## REQUIRED WORK
Output all the entries word for word. Omit the pictures.

## GIVEN DATA
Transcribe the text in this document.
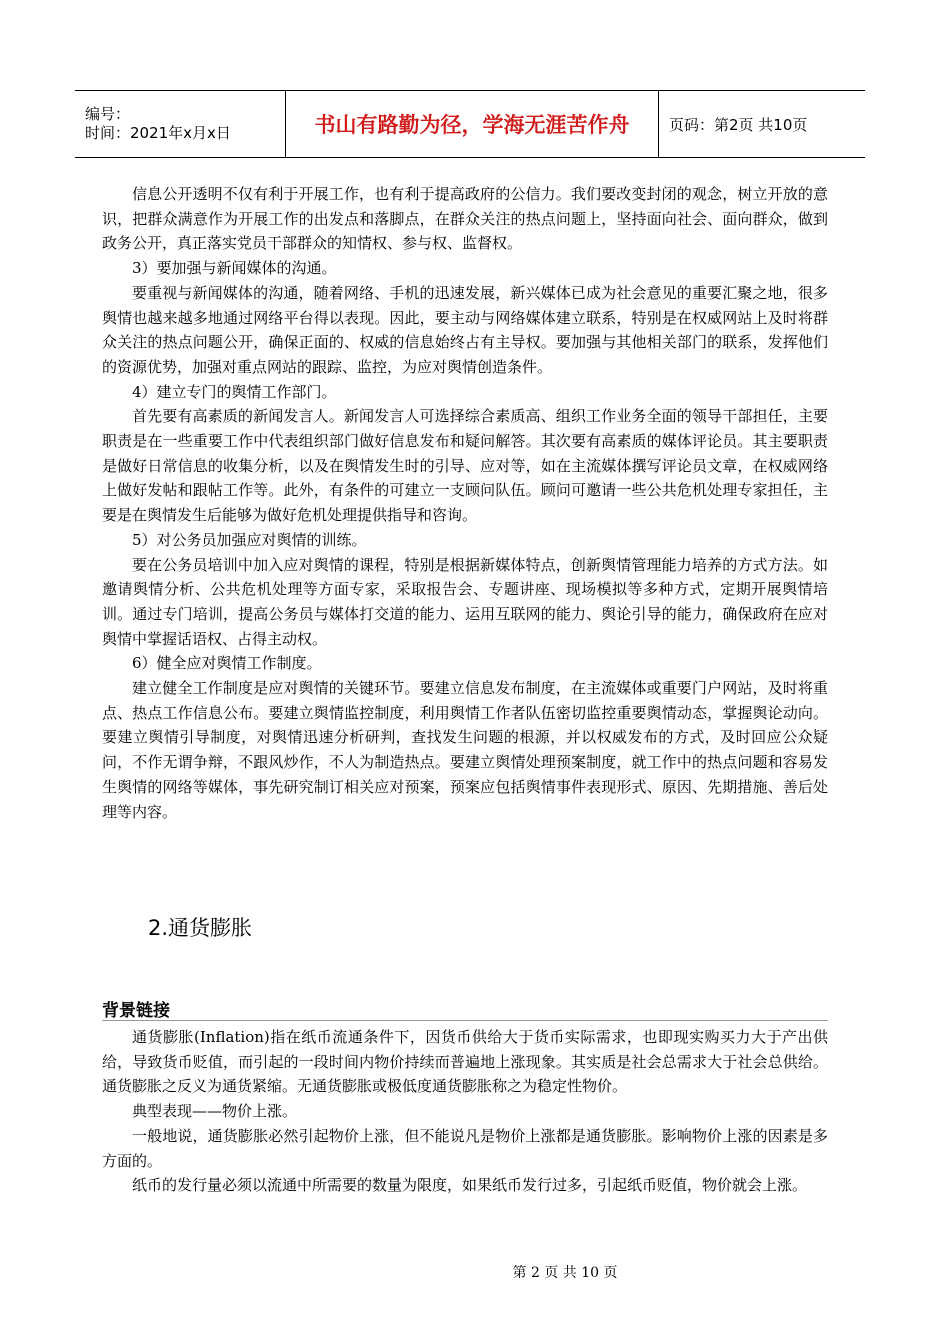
编号：
时间：2021年x月x日	书山有路勤为径，学海无涯苦作舟	页码：第2页 共10页

信息公开透明不仅有利于开展工作，也有利于提高政府的公信力。我们要改变封闭的观念，树立开放的意识，把群众满意作为开展工作的出发点和落脚点，在群众关注的热点问题上，坚持面向社会、面向群众，做到政务公开，真正落实党员干部群众的知情权、参与权、监督权。

3）要加强与新闻媒体的沟通。

要重视与新闻媒体的沟通，随着网络、手机的迅速发展，新兴媒体已成为社会意见的重要汇聚之地，很多舆情也越来越多地通过网络平台得以表现。因此，要主动与网络媒体建立联系，特别是在权威网站上及时将群众关注的热点问题公开，确保正面的、权威的信息始终占有主导权。要加强与其他相关部门的联系，发挥他们的资源优势，加强对重点网站的跟踪、监控，为应对舆情创造条件。

4）建立专门的舆情工作部门。

首先要有高素质的新闻发言人。新闻发言人可选择综合素质高、组织工作业务全面的领导干部担任，主要职责是在一些重要工作中代表组织部门做好信息发布和疑问解答。其次要有高素质的媒体评论员。其主要职责是做好日常信息的收集分析，以及在舆情发生时的引导、应对等，如在主流媒体撰写评论员文章，在权威网络上做好发帖和跟帖工作等。此外，有条件的可建立一支顾问队伍。顾问可邀请一些公共危机处理专家担任，主要是在舆情发生后能够为做好危机处理提供指导和咨询。

5）对公务员加强应对舆情的训练。

要在公务员培训中加入应对舆情的课程，特别是根据新媒体特点，创新舆情管理能力培养的方式方法。如邀请舆情分析、公共危机处理等方面专家，采取报告会、专题讲座、现场模拟等多种方式，定期开展舆情培训。通过专门培训，提高公务员与媒体打交道的能力、运用互联网的能力、舆论引导的能力，确保政府在应对舆情中掌握话语权、占得主动权。

6）健全应对舆情工作制度。

建立健全工作制度是应对舆情的关键环节。要建立信息发布制度，在主流媒体或重要门户网站，及时将重点、热点工作信息公布。要建立舆情监控制度，利用舆情工作者队伍密切监控重要舆情动态，掌握舆论动向。要建立舆情引导制度，对舆情迅速分析研判，查找发生问题的根源，并以权威发布的方式，及时回应公众疑问，不作无谓争辩，不跟风炒作，不人为制造热点。要建立舆情处理预案制度，就工作中的热点问题和容易发生舆情的网络等媒体，事先研究制订相关应对预案，预案应包括舆情事件表现形式、原因、先期措施、善后处理等内容。

2.通货膨胀
背景链接

通货膨胀(Inflation)指在纸币流通条件下，因货币供给大于货币实际需求，也即现实购买力大于产出供给，导致货币贬值，而引起的一段时间内物价持续而普遍地上涨现象。其实质是社会总需求大于社会总供给。通货膨胀之反义为通货紧缩。无通货膨胀或极低度通货膨胀称之为稳定性物价。

典型表现——物价上涨。

一般地说，通货膨胀必然引起物价上涨，但不能说凡是物价上涨都是通货膨胀。影响物价上涨的因素是多方面的。

纸币的发行量必须以流通中所需要的数量为限度，如果纸币发行过多，引起纸币贬值，物价就会上涨。

第 2 页 共 10 页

## TASK RESULT
Transcribe the text in this document.
编号：
时间：2021年x月x日	书山有路勤为径，学海无涯苦作舟	页码：第2页 共10页

信息公开透明不仅有利于开展工作，也有利于提高政府的公信力。我们要改变封闭的观念，树立开放的意识，把群众满意作为开展工作的出发点和落脚点，在群众关注的热点问题上，坚持面向社会、面向群众，做到政务公开，真正落实党员干部群众的知情权、参与权、监督权。

3）要加强与新闻媒体的沟通。

要重视与新闻媒体的沟通，随着网络、手机的迅速发展，新兴媒体已成为社会意见的重要汇聚之地，很多舆情也越来越多地通过网络平台得以表现。因此，要主动与网络媒体建立联系，特别是在权威网站上及时将群众关注的热点问题公开，确保正面的、权威的信息始终占有主导权。要加强与其他相关部门的联系，发挥他们的资源优势，加强对重点网站的跟踪、监控，为应对舆情创造条件。

4）建立专门的舆情工作部门。

首先要有高素质的新闻发言人。新闻发言人可选择综合素质高、组织工作业务全面的领导干部担任，主要职责是在一些重要工作中代表组织部门做好信息发布和疑问解答。其次要有高素质的媒体评论员。其主要职责是做好日常信息的收集分析，以及在舆情发生时的引导、应对等，如在主流媒体撰写评论员文章，在权威网络上做好发帖和跟帖工作等。此外，有条件的可建立一支顾问队伍。顾问可邀请一些公共危机处理专家担任，主要是在舆情发生后能够为做好危机处理提供指导和咨询。

5）对公务员加强应对舆情的训练。

要在公务员培训中加入应对舆情的课程，特别是根据新媒体特点，创新舆情管理能力培养的方式方法。如邀请舆情分析、公共危机处理等方面专家，采取报告会、专题讲座、现场模拟等多种方式，定期开展舆情培训。通过专门培训，提高公务员与媒体打交道的能力、运用互联网的能力、舆论引导的能力，确保政府在应对舆情中掌握话语权、占得主动权。

6）健全应对舆情工作制度。

建立健全工作制度是应对舆情的关键环节。要建立信息发布制度，在主流媒体或重要门户网站，及时将重点、热点工作信息公布。要建立舆情监控制度，利用舆情工作者队伍密切监控重要舆情动态，掌握舆论动向。要建立舆情引导制度，对舆情迅速分析研判，查找发生问题的根源，并以权威发布的方式，及时回应公众疑问，不作无谓争辩，不跟风炒作，不人为制造热点。要建立舆情处理预案制度，就工作中的热点问题和容易发生舆情的网络等媒体，事先研究制订相关应对预案，预案应包括舆情事件表现形式、原因、先期措施、善后处理等内容。

2.通货膨胀
背景链接

通货膨胀(Inflation)指在纸币流通条件下，因货币供给大于货币实际需求，也即现实购买力大于产出供给，导致货币贬值，而引起的一段时间内物价持续而普遍地上涨现象。其实质是社会总需求大于社会总供给。通货膨胀之反义为通货紧缩。无通货膨胀或极低度通货膨胀称之为稳定性物价。

典型表现——物价上涨。

一般地说，通货膨胀必然引起物价上涨，但不能说凡是物价上涨都是通货膨胀。影响物价上涨的因素是多方面的。

纸币的发行量必须以流通中所需要的数量为限度，如果纸币发行过多，引起纸币贬值，物价就会上涨。

第 2 页 共 10 页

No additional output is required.